** Dataset items **
.....

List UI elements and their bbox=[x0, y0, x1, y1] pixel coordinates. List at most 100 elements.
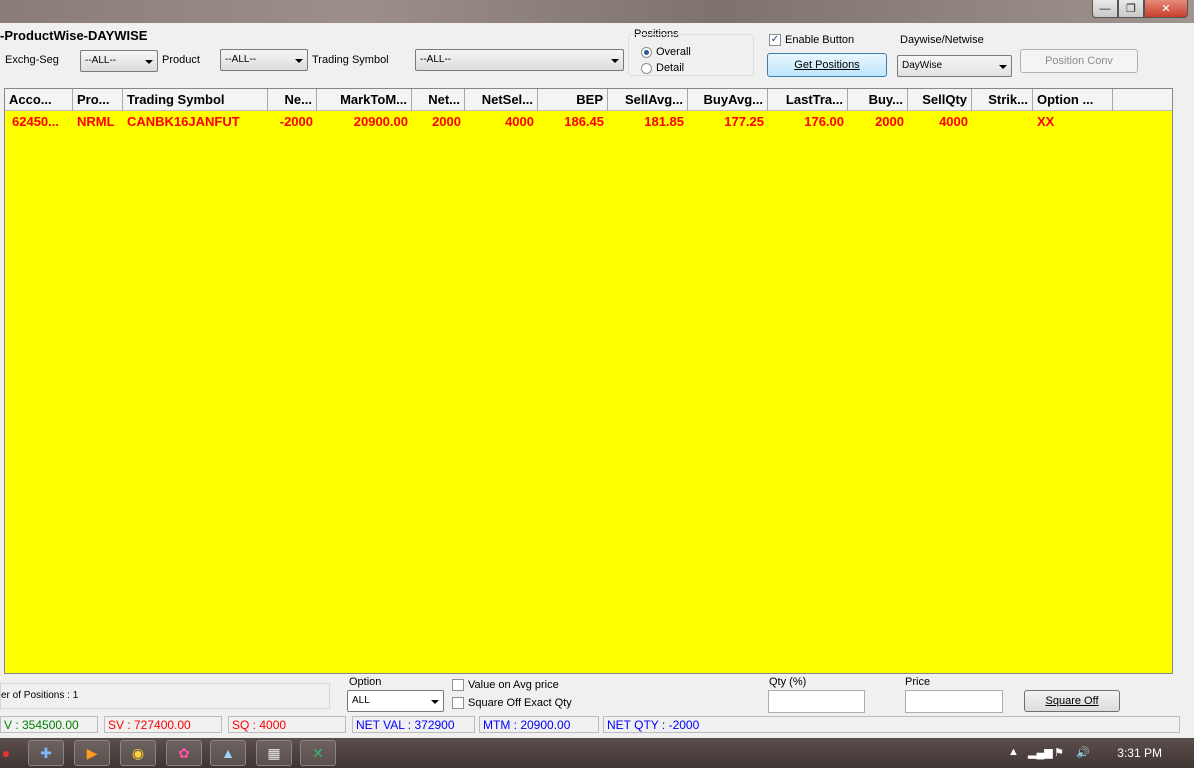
table-cell: -2000 bbox=[279, 114, 313, 129]
exchg-seg-dropdown[interactable]: --ALL-- bbox=[80, 50, 158, 72]
radio-detail-label: Detail bbox=[656, 62, 685, 74]
option-value: ALL bbox=[352, 695, 370, 706]
checkbox-icon bbox=[452, 679, 464, 691]
value-on-avg-label: Value on Avg price bbox=[468, 679, 559, 691]
daywise-value: DayWise bbox=[902, 60, 943, 71]
product-dropdown[interactable]: --ALL-- bbox=[220, 49, 308, 71]
value-on-avg-checkbox[interactable]: Value on Avg price bbox=[452, 679, 559, 691]
status-bv: V : 354500.00 bbox=[0, 716, 98, 733]
radio-button-icon bbox=[641, 62, 652, 74]
table-row[interactable]: 62450... NRML CANBK16JANFUT -2000 20900.… bbox=[5, 111, 1172, 131]
close-button[interactable]: ✕ bbox=[1144, 0, 1188, 18]
column-header[interactable]: BEP bbox=[538, 89, 608, 111]
table-cell: 2000 bbox=[432, 114, 461, 129]
table-cell: CANBK16JANFUT bbox=[127, 114, 240, 129]
table-cell: 62450... bbox=[12, 114, 59, 129]
column-header[interactable]: Ne... bbox=[268, 89, 317, 111]
checkbox-icon bbox=[452, 697, 464, 709]
network-signal-icon[interactable]: ▂▄▆ bbox=[1028, 746, 1053, 759]
title-bar: — ❐ ✕ bbox=[0, 0, 1194, 23]
qty-input[interactable] bbox=[768, 690, 865, 713]
table-cell bbox=[972, 114, 1033, 130]
page-title: -ProductWise-DAYWISE bbox=[0, 28, 148, 43]
column-header[interactable]: SellAvg... bbox=[608, 89, 688, 111]
column-header[interactable]: LastTra... bbox=[768, 89, 848, 111]
status-net-qty: NET QTY : -2000 bbox=[603, 716, 1180, 733]
chevron-down-icon bbox=[431, 700, 439, 704]
column-header[interactable]: Net... bbox=[412, 89, 465, 111]
column-header[interactable]: SellQty bbox=[908, 89, 972, 111]
radio-detail[interactable]: Detail bbox=[641, 62, 684, 74]
square-off-button[interactable]: Square Off bbox=[1024, 690, 1120, 712]
column-header[interactable]: Buy... bbox=[848, 89, 908, 111]
column-header[interactable]: MarkToM... bbox=[317, 89, 412, 111]
excel-icon[interactable]: ✕ bbox=[300, 740, 336, 766]
product-value: --ALL-- bbox=[225, 54, 257, 65]
app-window: — ❐ ✕ -ProductWise-DAYWISE Exchg-Seg --A… bbox=[0, 0, 1194, 738]
table-cell: 20900.00 bbox=[353, 114, 408, 129]
column-header[interactable]: Strik... bbox=[972, 89, 1033, 111]
option-label: Option bbox=[349, 676, 382, 688]
positions-count: er of Positions : 1 bbox=[0, 683, 330, 709]
table-cell: 4000 bbox=[505, 114, 534, 129]
price-input[interactable] bbox=[905, 690, 1003, 713]
record-icon[interactable]: ● bbox=[0, 740, 24, 766]
status-net-val: NET VAL : 372900 bbox=[352, 716, 475, 733]
radio-overall-label: Overall bbox=[656, 46, 691, 58]
chevron-down-icon bbox=[145, 60, 153, 64]
show-hidden-icons-icon[interactable]: ▲ bbox=[1008, 746, 1019, 758]
exchg-seg-value: --ALL-- bbox=[85, 55, 117, 66]
enable-button-checkbox[interactable]: ✓ Enable Button bbox=[769, 34, 854, 46]
option-dropdown[interactable]: ALL bbox=[347, 690, 444, 712]
trading-symbol-label: Trading Symbol bbox=[312, 54, 389, 66]
square-off-exact-checkbox[interactable]: Square Off Exact Qty bbox=[452, 697, 572, 709]
column-header[interactable]: NetSel... bbox=[465, 89, 538, 111]
positions-grid[interactable]: Acco... Pro... Trading Symbol Ne... Mark… bbox=[4, 88, 1173, 674]
radio-overall[interactable]: Overall bbox=[641, 46, 691, 58]
table-cell: 2000 bbox=[875, 114, 904, 129]
prism-icon[interactable]: ▲ bbox=[210, 740, 246, 766]
trading-symbol-dropdown[interactable]: --ALL-- bbox=[415, 49, 624, 71]
get-positions-button[interactable]: Get Positions bbox=[767, 53, 887, 77]
position-conv-button[interactable]: Position Conv bbox=[1020, 49, 1138, 73]
status-sq: SQ : 4000 bbox=[228, 716, 346, 733]
price-label: Price bbox=[905, 676, 931, 688]
qty-label: Qty (%) bbox=[769, 676, 807, 688]
chevron-down-icon bbox=[611, 59, 619, 63]
chevron-down-icon bbox=[999, 65, 1007, 69]
status-bar: V : 354500.00 SV : 727400.00 SQ : 4000 N… bbox=[0, 716, 1194, 734]
flag-icon[interactable]: ⚑ bbox=[1054, 746, 1064, 759]
calculator-icon[interactable]: ▦ bbox=[256, 740, 292, 766]
column-header[interactable]: Option ... bbox=[1033, 89, 1113, 111]
column-header[interactable]: Trading Symbol bbox=[123, 89, 268, 111]
puzzle-icon[interactable]: ✚ bbox=[28, 740, 64, 766]
daywise-netwise-label: Daywise/Netwise bbox=[900, 34, 984, 46]
table-cell: XX bbox=[1037, 114, 1055, 129]
table-cell: 181.85 bbox=[644, 114, 684, 129]
clock[interactable]: 3:31 PM bbox=[1117, 746, 1162, 760]
column-header[interactable]: Acco... bbox=[5, 89, 73, 111]
column-header[interactable]: BuyAvg... bbox=[688, 89, 768, 111]
volume-icon[interactable]: 🔊 bbox=[1076, 746, 1090, 759]
taskbar: ● ✚ ▶ ◉ ✿ ▲ ▦ ✕ ▲ ▂▄▆ ⚑ 🔊 3:31 PM bbox=[0, 738, 1194, 768]
table-cell: 176.00 bbox=[804, 114, 844, 129]
daywise-dropdown[interactable]: DayWise bbox=[897, 55, 1012, 77]
square-off-label: Square Off bbox=[1045, 695, 1099, 707]
minimize-button[interactable]: — bbox=[1092, 0, 1118, 18]
chrome-icon[interactable]: ◉ bbox=[120, 740, 156, 766]
table-cell: 186.45 bbox=[564, 114, 604, 129]
table-cell: NRML bbox=[77, 114, 115, 129]
exchg-seg-label: Exchg-Seg bbox=[5, 54, 59, 66]
restore-button[interactable]: ❐ bbox=[1118, 0, 1144, 18]
enable-button-label: Enable Button bbox=[785, 34, 855, 46]
get-positions-label: Get Positions bbox=[794, 59, 860, 71]
column-header[interactable]: Pro... bbox=[73, 89, 123, 111]
status-sv: SV : 727400.00 bbox=[104, 716, 222, 733]
chevron-down-icon bbox=[295, 59, 303, 63]
trading-symbol-value: --ALL-- bbox=[420, 54, 452, 65]
app-icon[interactable]: ✿ bbox=[166, 740, 202, 766]
checkmark-icon: ✓ bbox=[769, 34, 781, 46]
media-player-icon[interactable]: ▶ bbox=[74, 740, 110, 766]
table-cell: 4000 bbox=[939, 114, 968, 129]
status-mtm: MTM : 20900.00 bbox=[479, 716, 599, 733]
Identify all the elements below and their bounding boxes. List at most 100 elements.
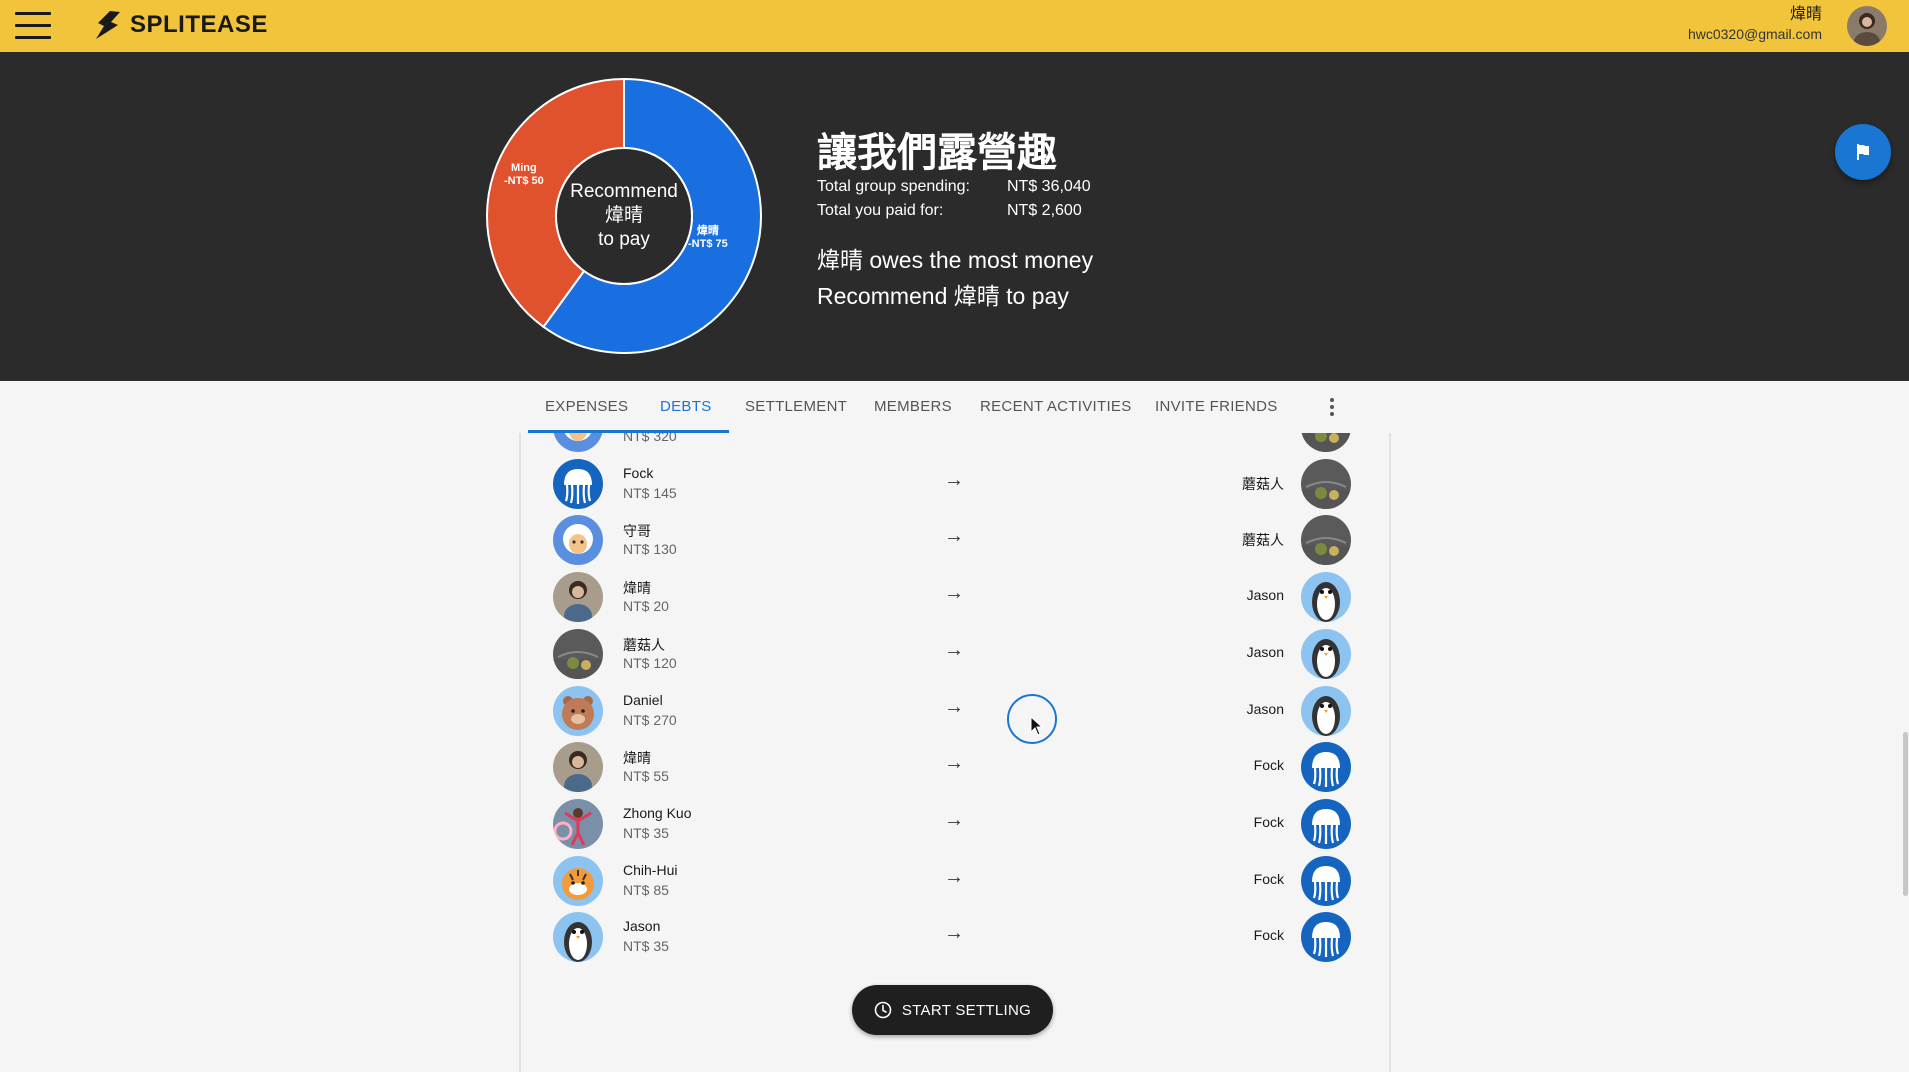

.....

** The problem **
Reproduce every line of the records above exactly as they appear, leaving out the pictures.

** The completed task **
List UI elements and their bbox=[x0, y0, x1, y1] pixel coordinates. List at most 100 elements.
table-cell: -2000 bbox=[279, 114, 313, 129]
exchg-seg-dropdown[interactable]: --ALL-- bbox=[80, 50, 158, 72]
radio-detail-label: Detail bbox=[656, 62, 685, 74]
option-value: ALL bbox=[352, 695, 370, 706]
checkbox-icon bbox=[452, 679, 464, 691]
value-on-avg-label: Value on Avg price bbox=[468, 679, 559, 691]
daywise-value: DayWise bbox=[902, 60, 943, 71]
product-dropdown[interactable]: --ALL-- bbox=[220, 49, 308, 71]
value-on-avg-checkbox[interactable]: Value on Avg price bbox=[452, 679, 559, 691]
status-bv: V : 354500.00 bbox=[0, 716, 98, 733]
radio-button-icon bbox=[641, 62, 652, 74]
table-row[interactable]: 62450... NRML CANBK16JANFUT -2000 20900.… bbox=[5, 111, 1172, 131]
close-button[interactable]: ✕ bbox=[1144, 0, 1188, 18]
column-header[interactable]: BEP bbox=[538, 89, 608, 111]
table-cell: 2000 bbox=[432, 114, 461, 129]
table-cell: CANBK16JANFUT bbox=[127, 114, 240, 129]
table-cell: 62450... bbox=[12, 114, 59, 129]
column-header[interactable]: Ne... bbox=[268, 89, 317, 111]
checkbox-icon bbox=[452, 697, 464, 709]
network-signal-icon[interactable]: ▂▄▆ bbox=[1028, 746, 1053, 759]
title-bar: — ❐ ✕ bbox=[0, 0, 1194, 23]
qty-input[interactable] bbox=[768, 690, 865, 713]
table-cell bbox=[972, 114, 1033, 130]
page-title: -ProductWise-DAYWISE bbox=[0, 28, 148, 43]
column-header[interactable]: SellAvg... bbox=[608, 89, 688, 111]
column-header[interactable]: LastTra... bbox=[768, 89, 848, 111]
status-net-qty: NET QTY : -2000 bbox=[603, 716, 1180, 733]
chevron-down-icon bbox=[431, 700, 439, 704]
column-header[interactable]: Net... bbox=[412, 89, 465, 111]
column-header[interactable]: SellQty bbox=[908, 89, 972, 111]
radio-detail[interactable]: Detail bbox=[641, 62, 684, 74]
square-off-button[interactable]: Square Off bbox=[1024, 690, 1120, 712]
column-header[interactable]: Buy... bbox=[848, 89, 908, 111]
column-header[interactable]: MarkToM... bbox=[317, 89, 412, 111]
excel-icon[interactable]: ✕ bbox=[300, 740, 336, 766]
product-value: --ALL-- bbox=[225, 54, 257, 65]
app-window: — ❐ ✕ -ProductWise-DAYWISE Exchg-Seg --A… bbox=[0, 0, 1194, 738]
table-cell: 20900.00 bbox=[353, 114, 408, 129]
column-header[interactable]: Strik... bbox=[972, 89, 1033, 111]
option-label: Option bbox=[349, 676, 382, 688]
positions-count: er of Positions : 1 bbox=[0, 683, 330, 709]
table-cell: 4000 bbox=[505, 114, 534, 129]
price-input[interactable] bbox=[905, 690, 1003, 713]
record-icon[interactable]: ● bbox=[0, 740, 24, 766]
status-net-val: NET VAL : 372900 bbox=[352, 716, 475, 733]
radio-overall-label: Overall bbox=[656, 46, 691, 58]
chevron-down-icon bbox=[145, 60, 153, 64]
show-hidden-icons-icon[interactable]: ▲ bbox=[1008, 746, 1019, 758]
exchg-seg-value: --ALL-- bbox=[85, 55, 117, 66]
enable-button-checkbox[interactable]: ✓ Enable Button bbox=[769, 34, 854, 46]
option-dropdown[interactable]: ALL bbox=[347, 690, 444, 712]
trading-symbol-label: Trading Symbol bbox=[312, 54, 389, 66]
square-off-exact-checkbox[interactable]: Square Off Exact Qty bbox=[452, 697, 572, 709]
column-header[interactable]: NetSel... bbox=[465, 89, 538, 111]
positions-grid[interactable]: Acco... Pro... Trading Symbol Ne... Mark… bbox=[4, 88, 1173, 674]
radio-overall[interactable]: Overall bbox=[641, 46, 691, 58]
table-cell: 2000 bbox=[875, 114, 904, 129]
prism-icon[interactable]: ▲ bbox=[210, 740, 246, 766]
trading-symbol-dropdown[interactable]: --ALL-- bbox=[415, 49, 624, 71]
get-positions-button[interactable]: Get Positions bbox=[767, 53, 887, 77]
position-conv-button[interactable]: Position Conv bbox=[1020, 49, 1138, 73]
status-sq: SQ : 4000 bbox=[228, 716, 346, 733]
price-label: Price bbox=[905, 676, 931, 688]
qty-label: Qty (%) bbox=[769, 676, 807, 688]
chevron-down-icon bbox=[611, 59, 619, 63]
chevron-down-icon bbox=[999, 65, 1007, 69]
status-bar: V : 354500.00 SV : 727400.00 SQ : 4000 N… bbox=[0, 716, 1194, 734]
flag-icon[interactable]: ⚑ bbox=[1054, 746, 1064, 759]
calculator-icon[interactable]: ▦ bbox=[256, 740, 292, 766]
column-header[interactable]: Option ... bbox=[1033, 89, 1113, 111]
column-header[interactable]: Trading Symbol bbox=[123, 89, 268, 111]
puzzle-icon[interactable]: ✚ bbox=[28, 740, 64, 766]
daywise-netwise-label: Daywise/Netwise bbox=[900, 34, 984, 46]
table-cell: XX bbox=[1037, 114, 1055, 129]
table-cell: 181.85 bbox=[644, 114, 684, 129]
clock[interactable]: 3:31 PM bbox=[1117, 746, 1162, 760]
column-header[interactable]: Acco... bbox=[5, 89, 73, 111]
column-header[interactable]: BuyAvg... bbox=[688, 89, 768, 111]
volume-icon[interactable]: 🔊 bbox=[1076, 746, 1090, 759]
taskbar: ● ✚ ▶ ◉ ✿ ▲ ▦ ✕ ▲ ▂▄▆ ⚑ 🔊 3:31 PM bbox=[0, 738, 1194, 768]
table-cell: 176.00 bbox=[804, 114, 844, 129]
daywise-dropdown[interactable]: DayWise bbox=[897, 55, 1012, 77]
square-off-label: Square Off bbox=[1045, 695, 1099, 707]
minimize-button[interactable]: — bbox=[1092, 0, 1118, 18]
chrome-icon[interactable]: ◉ bbox=[120, 740, 156, 766]
table-cell: 186.45 bbox=[564, 114, 604, 129]
table-cell: NRML bbox=[77, 114, 115, 129]
exchg-seg-label: Exchg-Seg bbox=[5, 54, 59, 66]
restore-button[interactable]: ❐ bbox=[1118, 0, 1144, 18]
enable-button-label: Enable Button bbox=[785, 34, 855, 46]
get-positions-label: Get Positions bbox=[794, 59, 860, 71]
column-header[interactable]: Pro... bbox=[73, 89, 123, 111]
status-sv: SV : 727400.00 bbox=[104, 716, 222, 733]
chevron-down-icon bbox=[295, 59, 303, 63]
trading-symbol-value: --ALL-- bbox=[420, 54, 452, 65]
app-icon[interactable]: ✿ bbox=[166, 740, 202, 766]
checkmark-icon: ✓ bbox=[769, 34, 781, 46]
media-player-icon[interactable]: ▶ bbox=[74, 740, 110, 766]
table-cell: 4000 bbox=[939, 114, 968, 129]
status-mtm: MTM : 20900.00 bbox=[479, 716, 599, 733]
Identify all the elements below and their bounding boxes. List at most 100 elements.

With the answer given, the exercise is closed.